[Start Record set]

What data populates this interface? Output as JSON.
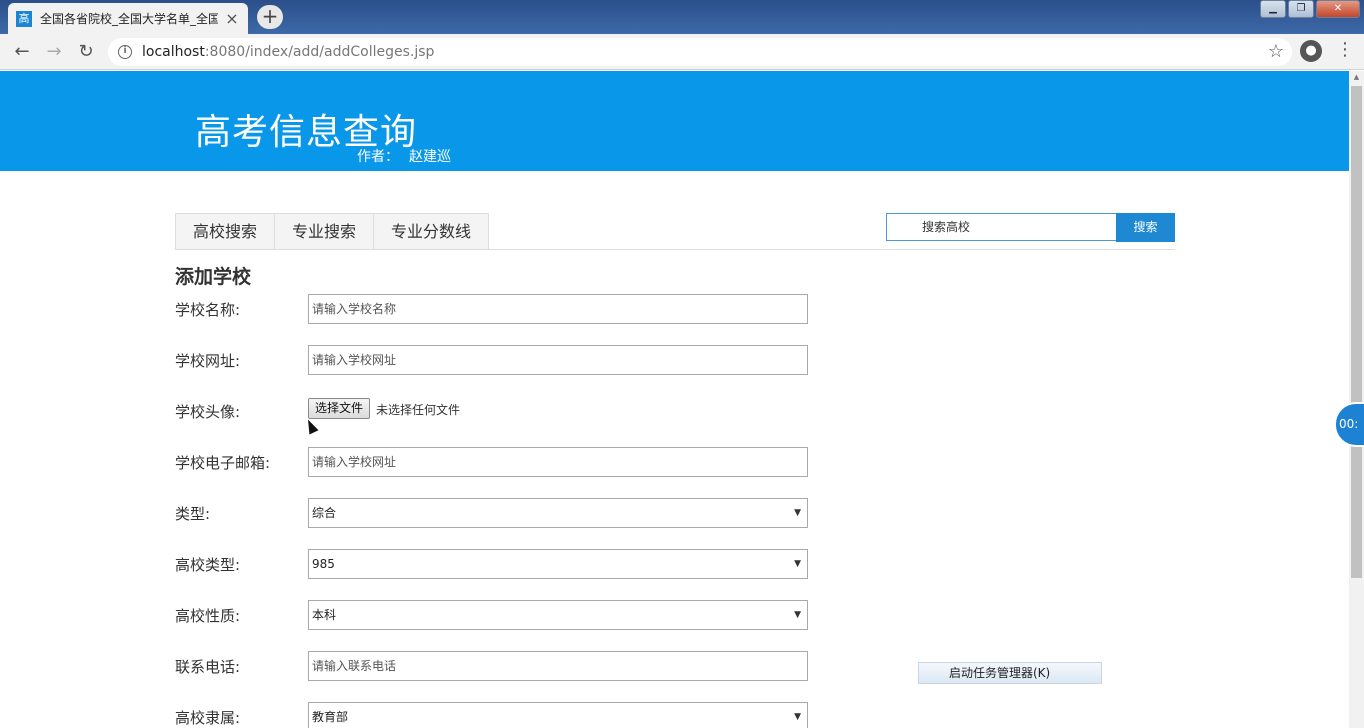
{
  "browser": {
    "tab_favicon": "高",
    "tab_title": "全国各省院校_全国大学名单_全国",
    "tab_close": "×",
    "new_tab": "+",
    "window_controls": [
      "▁",
      "❐",
      "✕"
    ],
    "back": "←",
    "forward": "→",
    "reload": "↻",
    "url_host": "localhost",
    "url_path": ":8080/index/add/addColleges.jsp",
    "info_icon": "i",
    "star_icon": "☆",
    "account_icon": "●",
    "menu_icon": "⋮"
  },
  "banner": {
    "title": "高考信息查询",
    "author_label": "作者：",
    "author_name": "赵建巡",
    "color": "#0997ea"
  },
  "nav_tabs": [
    "高校搜索",
    "专业搜索",
    "专业分数线"
  ],
  "search": {
    "value": "搜索高校",
    "button": "搜索"
  },
  "form": {
    "heading": "添加学校",
    "name_label": "学校名称:",
    "name_placeholder": "请输入学校名称",
    "url_label": "学校网址:",
    "url_placeholder": "请输入学校网址",
    "avatar_label": "学校头像:",
    "file_button": "选择文件",
    "file_status": "未选择任何文件",
    "email_label": "学校电子邮箱:",
    "email_placeholder": "请输入学校网址",
    "type_label": "类型:",
    "type_value": "综合",
    "college_type_label": "高校类型:",
    "college_type_value": "985",
    "nature_label": "高校性质:",
    "nature_value": "本科",
    "phone_label": "联系电话:",
    "phone_placeholder": "请输入联系电话",
    "affiliation_label": "高校隶属:",
    "affiliation_value": "教育部",
    "select_arrow": "▼"
  },
  "context_menu": {
    "item": "启动任务管理器(K)"
  },
  "overlay": {
    "timer": "00:",
    "scroll_up": "▲"
  }
}
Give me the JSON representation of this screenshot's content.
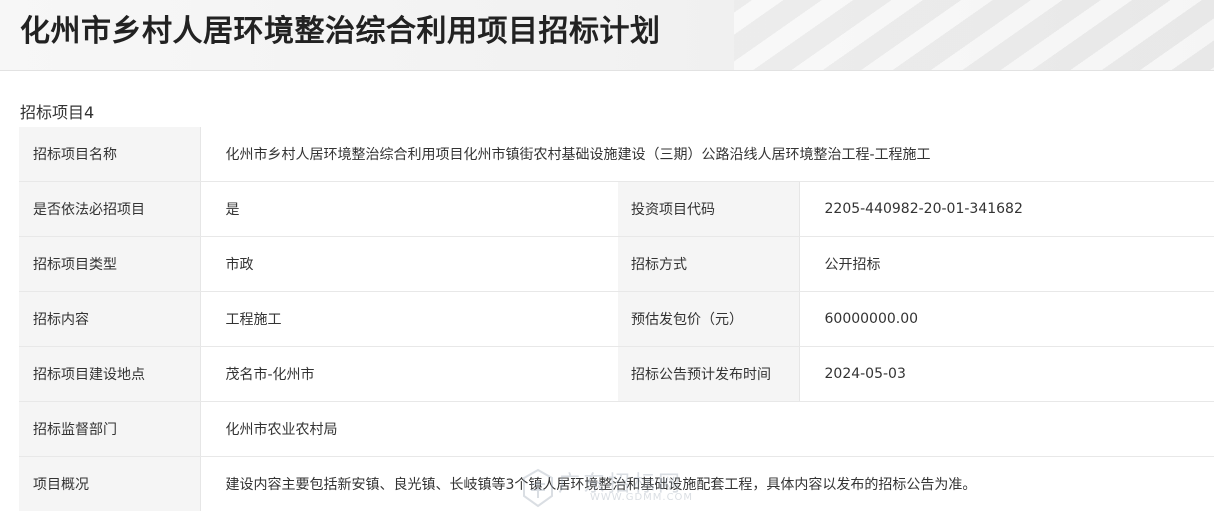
{
  "page": {
    "title": "化州市乡村人居环境整治综合利用项目招标计划"
  },
  "section": {
    "label": "招标项目4"
  },
  "rows": {
    "name": {
      "label": "招标项目名称",
      "value": "化州市乡村人居环境整治综合利用项目化州市镇街农村基础设施建设（三期）公路沿线人居环境整治工程-工程施工"
    },
    "mandatory": {
      "label": "是否依法必招项目",
      "value": "是",
      "label2": "投资项目代码",
      "value2": "2205-440982-20-01-341682"
    },
    "type": {
      "label": "招标项目类型",
      "value": "市政",
      "label2": "招标方式",
      "value2": "公开招标"
    },
    "content": {
      "label": "招标内容",
      "value": "工程施工",
      "label2": "预估发包价（元）",
      "value2": "60000000.00"
    },
    "location": {
      "label": "招标项目建设地点",
      "value": "茂名市-化州市",
      "label2": "招标公告预计发布时间",
      "value2": "2024-05-03"
    },
    "supervisor": {
      "label": "招标监督部门",
      "value": "化州市农业农村局"
    },
    "overview": {
      "label": "项目概况",
      "value": "建设内容主要包括新安镇、良光镇、长岐镇等3个镇人居环境整治和基础设施配套工程，具体内容以发布的招标公告为准。"
    }
  },
  "watermark": {
    "text": "广东招标网",
    "url": "WWW.GDMM.COM"
  }
}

[End Record set]

* **Job**
Please set down each line of the data above exactly as written, without the pictures.

* **Solved problem**
What data populates this interface? Output as JSON.
{
  "browser": {
    "tab_favicon": "高",
    "tab_title": "全国各省院校_全国大学名单_全国",
    "tab_close": "×",
    "new_tab": "+",
    "window_controls": [
      "▁",
      "❐",
      "✕"
    ],
    "back": "←",
    "forward": "→",
    "reload": "↻",
    "url_host": "localhost",
    "url_path": ":8080/index/add/addColleges.jsp",
    "info_icon": "i",
    "star_icon": "☆",
    "account_icon": "●",
    "menu_icon": "⋮"
  },
  "banner": {
    "title": "高考信息查询",
    "author_label": "作者：",
    "author_name": "赵建巡",
    "color": "#0997ea"
  },
  "nav_tabs": [
    "高校搜索",
    "专业搜索",
    "专业分数线"
  ],
  "search": {
    "value": "搜索高校",
    "button": "搜索"
  },
  "form": {
    "heading": "添加学校",
    "name_label": "学校名称:",
    "name_placeholder": "请输入学校名称",
    "url_label": "学校网址:",
    "url_placeholder": "请输入学校网址",
    "avatar_label": "学校头像:",
    "file_button": "选择文件",
    "file_status": "未选择任何文件",
    "email_label": "学校电子邮箱:",
    "email_placeholder": "请输入学校网址",
    "type_label": "类型:",
    "type_value": "综合",
    "college_type_label": "高校类型:",
    "college_type_value": "985",
    "nature_label": "高校性质:",
    "nature_value": "本科",
    "phone_label": "联系电话:",
    "phone_placeholder": "请输入联系电话",
    "affiliation_label": "高校隶属:",
    "affiliation_value": "教育部",
    "select_arrow": "▼"
  },
  "context_menu": {
    "item": "启动任务管理器(K)"
  },
  "overlay": {
    "timer": "00:",
    "scroll_up": "▲"
  }
}
Give me the JSON representation of this screenshot's content.
{
  "page": {
    "title": "化州市乡村人居环境整治综合利用项目招标计划"
  },
  "section": {
    "label": "招标项目4"
  },
  "rows": {
    "name": {
      "label": "招标项目名称",
      "value": "化州市乡村人居环境整治综合利用项目化州市镇街农村基础设施建设（三期）公路沿线人居环境整治工程-工程施工"
    },
    "mandatory": {
      "label": "是否依法必招项目",
      "value": "是",
      "label2": "投资项目代码",
      "value2": "2205-440982-20-01-341682"
    },
    "type": {
      "label": "招标项目类型",
      "value": "市政",
      "label2": "招标方式",
      "value2": "公开招标"
    },
    "content": {
      "label": "招标内容",
      "value": "工程施工",
      "label2": "预估发包价（元）",
      "value2": "60000000.00"
    },
    "location": {
      "label": "招标项目建设地点",
      "value": "茂名市-化州市",
      "label2": "招标公告预计发布时间",
      "value2": "2024-05-03"
    },
    "supervisor": {
      "label": "招标监督部门",
      "value": "化州市农业农村局"
    },
    "overview": {
      "label": "项目概况",
      "value": "建设内容主要包括新安镇、良光镇、长岐镇等3个镇人居环境整治和基础设施配套工程，具体内容以发布的招标公告为准。"
    }
  },
  "watermark": {
    "text": "广东招标网",
    "url": "WWW.GDMM.COM"
  }
}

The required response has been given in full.